## What to produce
Locate and copy all lines bearing the word "Personalize".

## Input
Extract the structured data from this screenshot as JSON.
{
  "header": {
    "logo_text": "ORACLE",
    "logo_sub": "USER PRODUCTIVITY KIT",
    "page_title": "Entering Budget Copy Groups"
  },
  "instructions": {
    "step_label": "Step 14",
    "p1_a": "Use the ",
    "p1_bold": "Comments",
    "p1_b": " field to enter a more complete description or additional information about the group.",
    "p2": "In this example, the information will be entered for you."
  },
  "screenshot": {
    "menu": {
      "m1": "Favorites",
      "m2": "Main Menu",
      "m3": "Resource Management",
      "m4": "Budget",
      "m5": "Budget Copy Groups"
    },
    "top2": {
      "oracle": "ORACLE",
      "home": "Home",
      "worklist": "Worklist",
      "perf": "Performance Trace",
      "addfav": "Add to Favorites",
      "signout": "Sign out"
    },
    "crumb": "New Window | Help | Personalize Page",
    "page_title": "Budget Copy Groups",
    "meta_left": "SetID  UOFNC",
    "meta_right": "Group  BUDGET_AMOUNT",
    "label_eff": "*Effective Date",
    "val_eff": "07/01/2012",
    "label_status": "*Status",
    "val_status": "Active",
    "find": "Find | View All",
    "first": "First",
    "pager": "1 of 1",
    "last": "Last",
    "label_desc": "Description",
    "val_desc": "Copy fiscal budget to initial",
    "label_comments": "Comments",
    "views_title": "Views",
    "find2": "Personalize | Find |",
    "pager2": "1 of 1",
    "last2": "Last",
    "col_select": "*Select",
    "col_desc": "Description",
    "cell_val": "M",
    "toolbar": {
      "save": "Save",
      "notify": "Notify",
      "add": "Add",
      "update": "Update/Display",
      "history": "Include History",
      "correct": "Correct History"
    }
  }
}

## Exercise solution
    "crumb": "New Window | Help | Personalize Page",
    "find2": "Personalize | Find |",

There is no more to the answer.